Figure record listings
--*--

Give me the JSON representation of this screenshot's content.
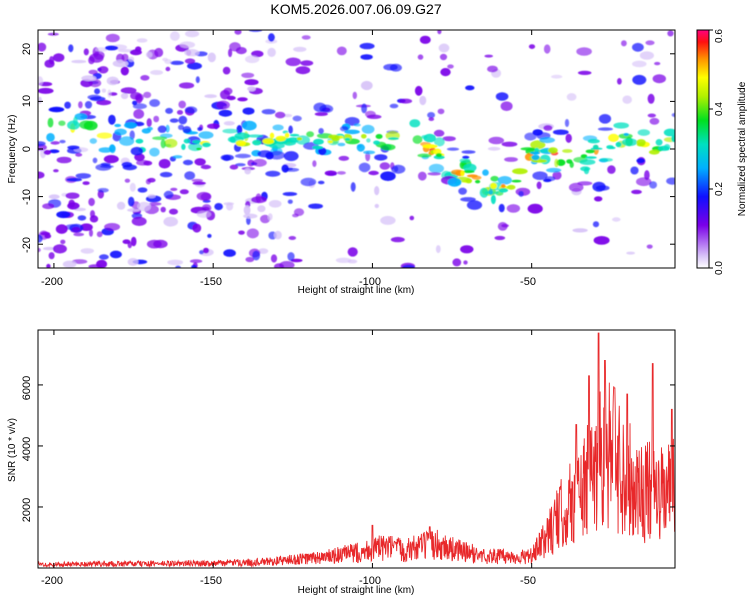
{
  "title": "KOM5.2026.007.06.09.G27",
  "chart_data": [
    {
      "type": "heatmap",
      "id": "spectrogram",
      "xlabel": "Height of straight line (km)",
      "ylabel": "Frequency (Hz)",
      "xlim": [
        -205,
        -5
      ],
      "ylim": [
        -25,
        25
      ],
      "xticks": [
        {
          "value": -200,
          "label": "-200"
        },
        {
          "value": -150,
          "label": "-150"
        },
        {
          "value": -100,
          "label": "-100"
        },
        {
          "value": -50,
          "label": "-50"
        }
      ],
      "yticks": [
        {
          "value": 20,
          "label": "20"
        },
        {
          "value": 10,
          "label": "10"
        },
        {
          "value": 0,
          "label": "0"
        },
        {
          "value": -10,
          "label": "-10"
        },
        {
          "value": -20,
          "label": "-20"
        }
      ],
      "colorbar": {
        "label": "Normalized spectral amplitude",
        "range": [
          0,
          0.6
        ],
        "ticks": [
          {
            "value": 0.0,
            "label": "0.0"
          },
          {
            "value": 0.2,
            "label": "0.2"
          },
          {
            "value": 0.4,
            "label": "0.4"
          },
          {
            "value": 0.6,
            "label": "0.6"
          }
        ]
      },
      "ridge": [
        [
          -200,
          5
        ],
        [
          -185,
          3
        ],
        [
          -160,
          1
        ],
        [
          -150,
          1
        ],
        [
          -140,
          2
        ],
        [
          -130,
          2
        ],
        [
          -115,
          2
        ],
        [
          -105,
          2
        ],
        [
          -95,
          2
        ],
        [
          -88,
          3
        ],
        [
          -80,
          -1
        ],
        [
          -72,
          -5
        ],
        [
          -66,
          -7
        ],
        [
          -58,
          -9
        ],
        [
          -50,
          -1
        ],
        [
          -44,
          -1
        ],
        [
          -35,
          -2
        ],
        [
          -25,
          1
        ],
        [
          -20,
          3
        ],
        [
          -12,
          0
        ],
        [
          -5,
          1
        ]
      ]
    },
    {
      "type": "line",
      "id": "snr",
      "xlabel": "Height of straight line (km)",
      "ylabel": "SNR (10 * v/v)",
      "xlim": [
        -205,
        -5
      ],
      "ylim": [
        0,
        7800
      ],
      "xticks": [
        {
          "value": -200,
          "label": "-200"
        },
        {
          "value": -150,
          "label": "-150"
        },
        {
          "value": -100,
          "label": "-100"
        },
        {
          "value": -50,
          "label": "-50"
        }
      ],
      "yticks": [
        {
          "value": 2000,
          "label": "2000"
        },
        {
          "value": 4000,
          "label": "4000"
        },
        {
          "value": 6000,
          "label": "6000"
        }
      ],
      "color": "#e8282a",
      "envelope": [
        [
          -205,
          150
        ],
        [
          -190,
          170
        ],
        [
          -170,
          180
        ],
        [
          -150,
          200
        ],
        [
          -135,
          250
        ],
        [
          -125,
          350
        ],
        [
          -115,
          450
        ],
        [
          -105,
          650
        ],
        [
          -100,
          800
        ],
        [
          -95,
          850
        ],
        [
          -90,
          750
        ],
        [
          -85,
          900
        ],
        [
          -80,
          1000
        ],
        [
          -75,
          800
        ],
        [
          -70,
          650
        ],
        [
          -65,
          500
        ],
        [
          -60,
          500
        ],
        [
          -55,
          450
        ],
        [
          -50,
          500
        ],
        [
          -47,
          1000
        ],
        [
          -44,
          1600
        ],
        [
          -40,
          2400
        ],
        [
          -36,
          3000
        ],
        [
          -32,
          3700
        ],
        [
          -29,
          4600
        ],
        [
          -27,
          5100
        ],
        [
          -25,
          4800
        ],
        [
          -22,
          4200
        ],
        [
          -19,
          3700
        ],
        [
          -16,
          3300
        ],
        [
          -13,
          3200
        ],
        [
          -10,
          3000
        ],
        [
          -7,
          3300
        ],
        [
          -5,
          3600
        ]
      ],
      "peaks": [
        [
          -100,
          1400
        ],
        [
          -82,
          1350
        ],
        [
          -36,
          4700
        ],
        [
          -32,
          6300
        ],
        [
          -29,
          7700
        ],
        [
          -27,
          6800
        ],
        [
          -24,
          5900
        ],
        [
          -20,
          5700
        ],
        [
          -12,
          6700
        ],
        [
          -6,
          5200
        ]
      ]
    }
  ]
}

--*--

# THE TASK:
Would you return the data exactly as written, without the pictures?

# FINAL ANSWER:
Give me the JSON representation of this screenshot's content.
{
  "title": "KOM5.2026.007.06.09.G27",
  "chart_data": [
    {
      "type": "heatmap",
      "id": "spectrogram",
      "xlabel": "Height of straight line (km)",
      "ylabel": "Frequency (Hz)",
      "xlim": [
        -205,
        -5
      ],
      "ylim": [
        -25,
        25
      ],
      "xticks": [
        {
          "value": -200,
          "label": "-200"
        },
        {
          "value": -150,
          "label": "-150"
        },
        {
          "value": -100,
          "label": "-100"
        },
        {
          "value": -50,
          "label": "-50"
        }
      ],
      "yticks": [
        {
          "value": 20,
          "label": "20"
        },
        {
          "value": 10,
          "label": "10"
        },
        {
          "value": 0,
          "label": "0"
        },
        {
          "value": -10,
          "label": "-10"
        },
        {
          "value": -20,
          "label": "-20"
        }
      ],
      "colorbar": {
        "label": "Normalized spectral amplitude",
        "range": [
          0,
          0.6
        ],
        "ticks": [
          {
            "value": 0.0,
            "label": "0.0"
          },
          {
            "value": 0.2,
            "label": "0.2"
          },
          {
            "value": 0.4,
            "label": "0.4"
          },
          {
            "value": 0.6,
            "label": "0.6"
          }
        ]
      },
      "ridge": [
        [
          -200,
          5
        ],
        [
          -185,
          3
        ],
        [
          -160,
          1
        ],
        [
          -150,
          1
        ],
        [
          -140,
          2
        ],
        [
          -130,
          2
        ],
        [
          -115,
          2
        ],
        [
          -105,
          2
        ],
        [
          -95,
          2
        ],
        [
          -88,
          3
        ],
        [
          -80,
          -1
        ],
        [
          -72,
          -5
        ],
        [
          -66,
          -7
        ],
        [
          -58,
          -9
        ],
        [
          -50,
          -1
        ],
        [
          -44,
          -1
        ],
        [
          -35,
          -2
        ],
        [
          -25,
          1
        ],
        [
          -20,
          3
        ],
        [
          -12,
          0
        ],
        [
          -5,
          1
        ]
      ]
    },
    {
      "type": "line",
      "id": "snr",
      "xlabel": "Height of straight line (km)",
      "ylabel": "SNR (10 * v/v)",
      "xlim": [
        -205,
        -5
      ],
      "ylim": [
        0,
        7800
      ],
      "xticks": [
        {
          "value": -200,
          "label": "-200"
        },
        {
          "value": -150,
          "label": "-150"
        },
        {
          "value": -100,
          "label": "-100"
        },
        {
          "value": -50,
          "label": "-50"
        }
      ],
      "yticks": [
        {
          "value": 2000,
          "label": "2000"
        },
        {
          "value": 4000,
          "label": "4000"
        },
        {
          "value": 6000,
          "label": "6000"
        }
      ],
      "color": "#e8282a",
      "envelope": [
        [
          -205,
          150
        ],
        [
          -190,
          170
        ],
        [
          -170,
          180
        ],
        [
          -150,
          200
        ],
        [
          -135,
          250
        ],
        [
          -125,
          350
        ],
        [
          -115,
          450
        ],
        [
          -105,
          650
        ],
        [
          -100,
          800
        ],
        [
          -95,
          850
        ],
        [
          -90,
          750
        ],
        [
          -85,
          900
        ],
        [
          -80,
          1000
        ],
        [
          -75,
          800
        ],
        [
          -70,
          650
        ],
        [
          -65,
          500
        ],
        [
          -60,
          500
        ],
        [
          -55,
          450
        ],
        [
          -50,
          500
        ],
        [
          -47,
          1000
        ],
        [
          -44,
          1600
        ],
        [
          -40,
          2400
        ],
        [
          -36,
          3000
        ],
        [
          -32,
          3700
        ],
        [
          -29,
          4600
        ],
        [
          -27,
          5100
        ],
        [
          -25,
          4800
        ],
        [
          -22,
          4200
        ],
        [
          -19,
          3700
        ],
        [
          -16,
          3300
        ],
        [
          -13,
          3200
        ],
        [
          -10,
          3000
        ],
        [
          -7,
          3300
        ],
        [
          -5,
          3600
        ]
      ],
      "peaks": [
        [
          -100,
          1400
        ],
        [
          -82,
          1350
        ],
        [
          -36,
          4700
        ],
        [
          -32,
          6300
        ],
        [
          -29,
          7700
        ],
        [
          -27,
          6800
        ],
        [
          -24,
          5900
        ],
        [
          -20,
          5700
        ],
        [
          -12,
          6700
        ],
        [
          -6,
          5200
        ]
      ]
    }
  ]
}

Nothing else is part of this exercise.